• What is needed
In how many lines of the data does the word "means" appear? Give the number by itself.

• Data excerpts
╭──
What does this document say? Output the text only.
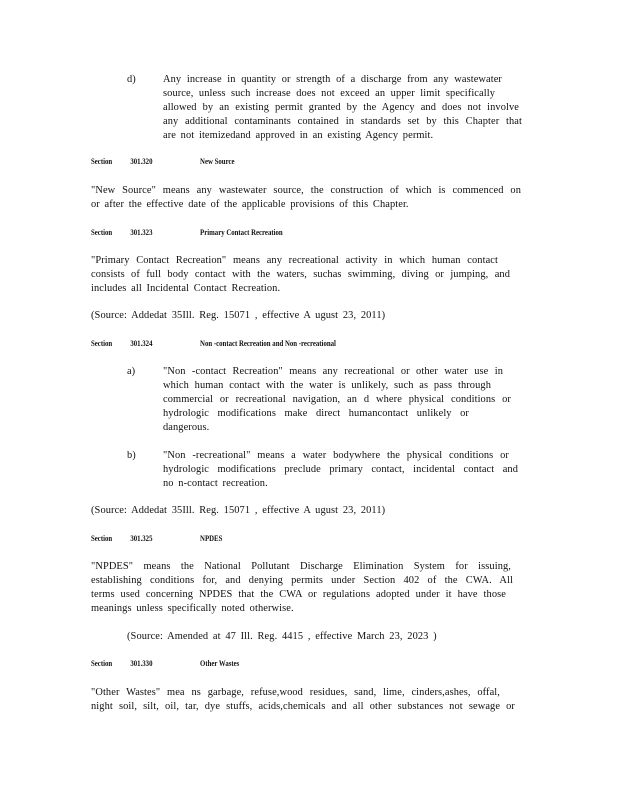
d)	Any increase in quantity or strength of a discharge from any wastewater
source, unless such increase does not exceed an upper limit specifically
allowed by an existing permit granted by the Agency and does not involve
any additional contaminants contained in standards set by this Chapter that
are not itemizedand approved in an existing Agency permit.
Section 301.320	New Source
"New Source" means any wastewater source, the construction of which is commenced on
or after the effective date of the applicable provisions of this Chapter.
Section 301.323	Primary Contact Recreation
"Primary Contact Recreation" means any recreational activity in which human contact
consists of full body contact with the waters, suchas swimming, diving or jumping, and
includes all Incidental Contact Recreation.
(Source: Addedat 35Ill. Reg. 15071 , effective A ugust 23, 2011)
Section 301.324	Non -contact Recreation and Non -recreational
a)	"Non -contact Recreation" means any recreational or other water use in
which human contact with the water is unlikely, such as pass through
commercial or recreational navigation, an d where physical conditions or
hydrologic modifications make direct humancontact unlikely or
dangerous.
b)	"Non -recreational" means a water bodywhere the physical conditions or
hydrologic modifications preclude primary contact, incidental contact and
no n-contact recreation.
(Source: Addedat 35Ill. Reg. 15071 , effective A ugust 23, 2011)
Section 301.325	NPDES
"NPDES" means the National Pollutant Discharge Elimination System for issuing,
establishing conditions for, and denying permits under Section 402 of the CWA. All
terms used concerning NPDES that the CWA or regulations adopted under it have those
meanings unless specifically noted otherwise.
(Source: Amended at 47 Ill. Reg. 4415 , effective March 23, 2023 )
Section 301.330	Other Wastes
"Other Wastes" mea ns garbage, refuse,wood residues, sand, lime, cinders,ashes, offal,
night soil, silt, oil, tar, dye stuffs, acids,chemicals and all other substances not sewage or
╰──
• The output
5